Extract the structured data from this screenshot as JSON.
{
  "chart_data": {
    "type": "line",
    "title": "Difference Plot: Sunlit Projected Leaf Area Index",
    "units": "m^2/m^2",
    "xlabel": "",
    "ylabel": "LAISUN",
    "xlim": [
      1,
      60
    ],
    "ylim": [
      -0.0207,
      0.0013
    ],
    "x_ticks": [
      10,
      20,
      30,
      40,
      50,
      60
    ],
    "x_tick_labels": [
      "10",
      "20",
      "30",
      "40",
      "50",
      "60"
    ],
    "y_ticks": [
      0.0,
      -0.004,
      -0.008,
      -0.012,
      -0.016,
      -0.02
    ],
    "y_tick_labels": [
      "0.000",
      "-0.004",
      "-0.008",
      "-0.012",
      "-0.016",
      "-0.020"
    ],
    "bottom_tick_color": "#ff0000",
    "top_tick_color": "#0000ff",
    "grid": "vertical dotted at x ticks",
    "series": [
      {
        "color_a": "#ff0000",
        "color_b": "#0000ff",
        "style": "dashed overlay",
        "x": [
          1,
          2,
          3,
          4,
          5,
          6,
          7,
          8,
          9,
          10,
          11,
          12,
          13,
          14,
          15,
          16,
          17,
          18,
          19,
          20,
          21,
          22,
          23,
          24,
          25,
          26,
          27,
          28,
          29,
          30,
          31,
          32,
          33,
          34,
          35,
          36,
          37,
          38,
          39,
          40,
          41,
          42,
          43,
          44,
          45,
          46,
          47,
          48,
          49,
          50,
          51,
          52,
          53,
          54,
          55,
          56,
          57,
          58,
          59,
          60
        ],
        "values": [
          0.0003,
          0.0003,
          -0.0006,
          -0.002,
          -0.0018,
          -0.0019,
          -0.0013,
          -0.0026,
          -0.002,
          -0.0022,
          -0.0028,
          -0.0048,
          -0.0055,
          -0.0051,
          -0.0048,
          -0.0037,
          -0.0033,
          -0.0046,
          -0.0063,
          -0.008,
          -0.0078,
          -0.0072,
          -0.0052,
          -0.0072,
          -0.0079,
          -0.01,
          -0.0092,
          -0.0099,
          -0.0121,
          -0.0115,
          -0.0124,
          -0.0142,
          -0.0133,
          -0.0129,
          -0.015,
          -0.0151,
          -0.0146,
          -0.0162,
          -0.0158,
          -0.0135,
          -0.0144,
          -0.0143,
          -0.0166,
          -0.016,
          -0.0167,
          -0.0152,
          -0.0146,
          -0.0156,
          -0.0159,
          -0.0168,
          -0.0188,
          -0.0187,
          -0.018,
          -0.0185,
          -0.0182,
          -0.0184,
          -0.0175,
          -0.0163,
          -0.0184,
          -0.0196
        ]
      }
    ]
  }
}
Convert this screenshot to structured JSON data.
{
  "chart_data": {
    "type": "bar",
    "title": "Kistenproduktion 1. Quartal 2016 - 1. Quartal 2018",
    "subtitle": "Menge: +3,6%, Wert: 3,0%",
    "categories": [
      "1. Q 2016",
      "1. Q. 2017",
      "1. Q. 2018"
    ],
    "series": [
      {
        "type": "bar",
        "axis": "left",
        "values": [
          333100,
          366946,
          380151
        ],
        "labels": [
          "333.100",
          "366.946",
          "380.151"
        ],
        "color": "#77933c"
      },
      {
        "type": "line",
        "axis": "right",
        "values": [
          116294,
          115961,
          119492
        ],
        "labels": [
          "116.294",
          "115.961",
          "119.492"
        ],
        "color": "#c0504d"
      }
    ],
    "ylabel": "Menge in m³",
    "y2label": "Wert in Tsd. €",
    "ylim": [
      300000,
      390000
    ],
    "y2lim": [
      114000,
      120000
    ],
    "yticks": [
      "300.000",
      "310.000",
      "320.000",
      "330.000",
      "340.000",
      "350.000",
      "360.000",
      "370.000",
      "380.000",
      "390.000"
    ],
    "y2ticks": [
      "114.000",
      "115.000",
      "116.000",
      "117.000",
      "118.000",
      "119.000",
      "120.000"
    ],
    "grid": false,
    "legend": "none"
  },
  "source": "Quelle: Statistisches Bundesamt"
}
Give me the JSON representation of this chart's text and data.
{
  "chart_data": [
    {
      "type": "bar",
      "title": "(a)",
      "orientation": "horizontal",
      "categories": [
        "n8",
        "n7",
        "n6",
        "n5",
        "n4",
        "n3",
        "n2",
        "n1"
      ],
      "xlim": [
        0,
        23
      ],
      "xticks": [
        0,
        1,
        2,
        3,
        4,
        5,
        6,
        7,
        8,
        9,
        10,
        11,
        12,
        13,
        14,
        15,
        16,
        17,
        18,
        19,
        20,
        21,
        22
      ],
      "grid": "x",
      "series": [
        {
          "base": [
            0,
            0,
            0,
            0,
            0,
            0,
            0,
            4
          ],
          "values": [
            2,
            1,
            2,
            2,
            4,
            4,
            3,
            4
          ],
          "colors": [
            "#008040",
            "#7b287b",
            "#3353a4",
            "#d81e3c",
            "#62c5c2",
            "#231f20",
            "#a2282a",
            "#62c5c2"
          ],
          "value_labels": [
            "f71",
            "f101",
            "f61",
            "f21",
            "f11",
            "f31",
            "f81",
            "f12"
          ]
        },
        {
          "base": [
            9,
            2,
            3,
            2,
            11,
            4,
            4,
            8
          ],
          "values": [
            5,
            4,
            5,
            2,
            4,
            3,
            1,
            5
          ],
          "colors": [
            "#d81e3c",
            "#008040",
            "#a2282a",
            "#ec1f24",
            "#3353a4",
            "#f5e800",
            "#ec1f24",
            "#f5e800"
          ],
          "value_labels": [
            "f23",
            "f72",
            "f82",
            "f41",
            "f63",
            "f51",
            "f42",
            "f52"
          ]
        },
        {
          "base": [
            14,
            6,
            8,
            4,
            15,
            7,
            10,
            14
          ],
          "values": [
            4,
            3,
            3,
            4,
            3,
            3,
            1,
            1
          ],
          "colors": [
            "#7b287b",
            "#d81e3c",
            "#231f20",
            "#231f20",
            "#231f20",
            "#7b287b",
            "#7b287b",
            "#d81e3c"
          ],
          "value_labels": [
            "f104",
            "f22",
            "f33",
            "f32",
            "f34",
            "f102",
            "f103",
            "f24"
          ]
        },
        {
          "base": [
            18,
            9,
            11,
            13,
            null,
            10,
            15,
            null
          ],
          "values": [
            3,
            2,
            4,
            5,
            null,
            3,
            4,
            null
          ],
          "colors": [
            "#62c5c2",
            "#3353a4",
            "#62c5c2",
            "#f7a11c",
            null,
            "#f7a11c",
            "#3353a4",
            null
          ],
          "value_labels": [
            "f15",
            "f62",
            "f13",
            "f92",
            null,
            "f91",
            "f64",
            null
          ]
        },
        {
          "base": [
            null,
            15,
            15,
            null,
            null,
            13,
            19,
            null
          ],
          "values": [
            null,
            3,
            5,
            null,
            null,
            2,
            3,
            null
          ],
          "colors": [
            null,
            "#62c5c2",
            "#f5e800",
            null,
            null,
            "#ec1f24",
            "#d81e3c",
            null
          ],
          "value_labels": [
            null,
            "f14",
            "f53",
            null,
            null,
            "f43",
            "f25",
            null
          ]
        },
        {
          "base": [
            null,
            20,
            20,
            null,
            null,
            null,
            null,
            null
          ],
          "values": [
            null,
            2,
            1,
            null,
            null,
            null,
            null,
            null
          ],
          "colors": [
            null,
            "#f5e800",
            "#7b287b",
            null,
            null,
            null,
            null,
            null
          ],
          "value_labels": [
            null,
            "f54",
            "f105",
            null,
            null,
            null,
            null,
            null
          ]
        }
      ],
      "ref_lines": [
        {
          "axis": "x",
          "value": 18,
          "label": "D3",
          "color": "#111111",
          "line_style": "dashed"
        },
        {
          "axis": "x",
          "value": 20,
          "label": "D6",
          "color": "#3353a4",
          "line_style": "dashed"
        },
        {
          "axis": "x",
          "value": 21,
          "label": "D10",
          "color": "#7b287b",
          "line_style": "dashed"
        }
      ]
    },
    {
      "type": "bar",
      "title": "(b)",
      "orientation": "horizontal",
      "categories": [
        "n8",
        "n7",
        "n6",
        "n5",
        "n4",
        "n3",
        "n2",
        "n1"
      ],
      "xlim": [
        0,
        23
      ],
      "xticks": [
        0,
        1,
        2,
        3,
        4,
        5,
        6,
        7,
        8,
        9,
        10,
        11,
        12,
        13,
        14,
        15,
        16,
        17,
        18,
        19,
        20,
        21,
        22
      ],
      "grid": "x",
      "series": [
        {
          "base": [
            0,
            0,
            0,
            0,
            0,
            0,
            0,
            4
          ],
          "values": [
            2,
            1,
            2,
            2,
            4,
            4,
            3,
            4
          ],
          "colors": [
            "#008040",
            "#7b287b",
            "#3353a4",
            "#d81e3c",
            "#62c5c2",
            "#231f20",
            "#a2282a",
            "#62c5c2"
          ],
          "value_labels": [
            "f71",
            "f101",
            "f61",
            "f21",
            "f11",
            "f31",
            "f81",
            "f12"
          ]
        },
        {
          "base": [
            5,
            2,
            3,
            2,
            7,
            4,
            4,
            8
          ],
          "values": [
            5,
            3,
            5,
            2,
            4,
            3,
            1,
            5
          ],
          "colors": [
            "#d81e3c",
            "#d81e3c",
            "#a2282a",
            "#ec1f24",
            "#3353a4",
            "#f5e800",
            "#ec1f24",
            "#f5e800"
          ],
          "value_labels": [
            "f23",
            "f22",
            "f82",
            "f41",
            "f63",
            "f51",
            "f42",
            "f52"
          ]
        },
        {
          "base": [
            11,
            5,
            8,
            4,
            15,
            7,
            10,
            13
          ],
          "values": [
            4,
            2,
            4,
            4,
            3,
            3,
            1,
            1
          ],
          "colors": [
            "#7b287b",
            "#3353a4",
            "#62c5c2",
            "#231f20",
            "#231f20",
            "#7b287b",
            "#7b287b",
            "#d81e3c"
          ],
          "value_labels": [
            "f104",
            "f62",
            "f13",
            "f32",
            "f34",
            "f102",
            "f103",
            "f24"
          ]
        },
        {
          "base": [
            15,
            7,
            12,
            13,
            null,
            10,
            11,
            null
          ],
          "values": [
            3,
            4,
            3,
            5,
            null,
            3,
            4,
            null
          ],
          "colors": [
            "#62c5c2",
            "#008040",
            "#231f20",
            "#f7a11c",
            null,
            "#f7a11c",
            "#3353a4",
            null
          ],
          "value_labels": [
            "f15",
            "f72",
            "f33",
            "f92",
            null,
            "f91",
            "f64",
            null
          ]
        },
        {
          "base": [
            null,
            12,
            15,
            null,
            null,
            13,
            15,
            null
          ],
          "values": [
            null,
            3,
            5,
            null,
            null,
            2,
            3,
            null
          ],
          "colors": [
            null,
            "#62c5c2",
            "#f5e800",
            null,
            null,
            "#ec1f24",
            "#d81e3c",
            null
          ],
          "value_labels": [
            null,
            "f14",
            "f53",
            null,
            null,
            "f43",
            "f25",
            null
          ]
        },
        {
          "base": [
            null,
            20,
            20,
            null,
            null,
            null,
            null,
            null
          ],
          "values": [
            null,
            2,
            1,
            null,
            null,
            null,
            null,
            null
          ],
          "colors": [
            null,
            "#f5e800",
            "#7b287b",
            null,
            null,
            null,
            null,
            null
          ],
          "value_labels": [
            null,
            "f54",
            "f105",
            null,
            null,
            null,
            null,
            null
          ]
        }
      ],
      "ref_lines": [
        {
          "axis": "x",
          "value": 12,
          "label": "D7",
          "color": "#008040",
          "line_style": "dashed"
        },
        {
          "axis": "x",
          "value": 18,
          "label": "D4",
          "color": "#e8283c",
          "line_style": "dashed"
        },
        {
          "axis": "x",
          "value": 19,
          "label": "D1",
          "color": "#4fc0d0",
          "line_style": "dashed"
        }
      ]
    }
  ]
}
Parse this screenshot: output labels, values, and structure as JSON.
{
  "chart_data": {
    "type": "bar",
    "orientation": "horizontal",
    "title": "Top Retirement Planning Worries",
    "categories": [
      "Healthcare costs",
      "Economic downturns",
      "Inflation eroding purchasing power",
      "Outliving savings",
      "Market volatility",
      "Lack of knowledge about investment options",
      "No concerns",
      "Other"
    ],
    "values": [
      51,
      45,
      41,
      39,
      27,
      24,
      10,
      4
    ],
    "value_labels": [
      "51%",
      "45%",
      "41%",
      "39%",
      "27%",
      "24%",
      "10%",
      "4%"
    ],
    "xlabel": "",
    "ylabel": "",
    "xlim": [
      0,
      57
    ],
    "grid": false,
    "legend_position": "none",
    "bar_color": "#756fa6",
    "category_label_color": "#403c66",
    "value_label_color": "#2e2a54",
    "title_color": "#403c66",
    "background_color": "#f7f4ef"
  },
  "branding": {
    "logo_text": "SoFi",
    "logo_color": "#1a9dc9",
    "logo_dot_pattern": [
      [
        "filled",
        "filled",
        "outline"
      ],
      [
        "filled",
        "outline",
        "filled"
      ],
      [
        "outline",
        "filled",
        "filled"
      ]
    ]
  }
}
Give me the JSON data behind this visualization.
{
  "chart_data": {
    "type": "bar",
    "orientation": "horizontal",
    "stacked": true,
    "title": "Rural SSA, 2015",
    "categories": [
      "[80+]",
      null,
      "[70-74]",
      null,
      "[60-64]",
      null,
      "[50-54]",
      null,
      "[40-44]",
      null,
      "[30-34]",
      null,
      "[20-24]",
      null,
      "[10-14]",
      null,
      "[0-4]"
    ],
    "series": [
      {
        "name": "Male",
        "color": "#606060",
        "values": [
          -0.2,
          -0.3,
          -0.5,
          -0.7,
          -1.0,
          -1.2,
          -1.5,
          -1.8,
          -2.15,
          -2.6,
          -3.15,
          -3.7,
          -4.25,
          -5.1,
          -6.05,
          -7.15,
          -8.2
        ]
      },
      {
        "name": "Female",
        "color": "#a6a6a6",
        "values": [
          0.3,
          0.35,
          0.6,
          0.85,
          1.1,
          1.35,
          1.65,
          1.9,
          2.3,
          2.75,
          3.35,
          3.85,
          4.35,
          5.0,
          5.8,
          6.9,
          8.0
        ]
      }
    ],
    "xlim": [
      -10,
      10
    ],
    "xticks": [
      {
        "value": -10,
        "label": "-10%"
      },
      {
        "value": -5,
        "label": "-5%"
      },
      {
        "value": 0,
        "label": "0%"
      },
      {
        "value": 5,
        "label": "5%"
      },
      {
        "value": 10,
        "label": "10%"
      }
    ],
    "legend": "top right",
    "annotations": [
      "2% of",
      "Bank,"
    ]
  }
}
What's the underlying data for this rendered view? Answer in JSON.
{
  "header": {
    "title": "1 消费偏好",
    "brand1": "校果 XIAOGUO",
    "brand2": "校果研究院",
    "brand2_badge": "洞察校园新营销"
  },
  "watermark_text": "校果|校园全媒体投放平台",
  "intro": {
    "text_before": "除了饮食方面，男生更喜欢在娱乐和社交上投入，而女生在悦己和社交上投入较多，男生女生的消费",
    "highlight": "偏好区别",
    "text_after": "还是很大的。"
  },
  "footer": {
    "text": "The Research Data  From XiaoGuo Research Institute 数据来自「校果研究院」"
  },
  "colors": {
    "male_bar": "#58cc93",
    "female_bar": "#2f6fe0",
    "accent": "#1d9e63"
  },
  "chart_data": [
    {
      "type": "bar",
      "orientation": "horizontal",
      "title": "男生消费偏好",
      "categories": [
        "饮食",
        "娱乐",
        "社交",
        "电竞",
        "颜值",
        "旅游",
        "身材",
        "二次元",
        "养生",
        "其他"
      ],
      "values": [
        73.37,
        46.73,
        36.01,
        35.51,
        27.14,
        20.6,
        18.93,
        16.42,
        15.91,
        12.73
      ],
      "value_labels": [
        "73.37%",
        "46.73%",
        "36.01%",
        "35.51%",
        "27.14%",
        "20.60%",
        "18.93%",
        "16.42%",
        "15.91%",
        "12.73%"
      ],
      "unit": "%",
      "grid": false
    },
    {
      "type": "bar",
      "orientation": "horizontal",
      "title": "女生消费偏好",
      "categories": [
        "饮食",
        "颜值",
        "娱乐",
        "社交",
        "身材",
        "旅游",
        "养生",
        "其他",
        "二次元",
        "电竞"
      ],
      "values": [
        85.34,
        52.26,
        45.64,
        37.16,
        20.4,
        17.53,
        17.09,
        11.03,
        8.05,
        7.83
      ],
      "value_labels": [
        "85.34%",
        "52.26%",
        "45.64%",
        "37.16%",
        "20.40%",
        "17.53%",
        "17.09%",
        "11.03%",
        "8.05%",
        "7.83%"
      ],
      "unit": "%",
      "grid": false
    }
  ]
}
———
### EXERCISE OBJECTIVE
Reproduce each line of the entries in which the word "structured" is found.

### RESULT OF THE EXERCISE
Extract the structured data from this screenshot as JSON.
Convert this screenshot to structured JSON data.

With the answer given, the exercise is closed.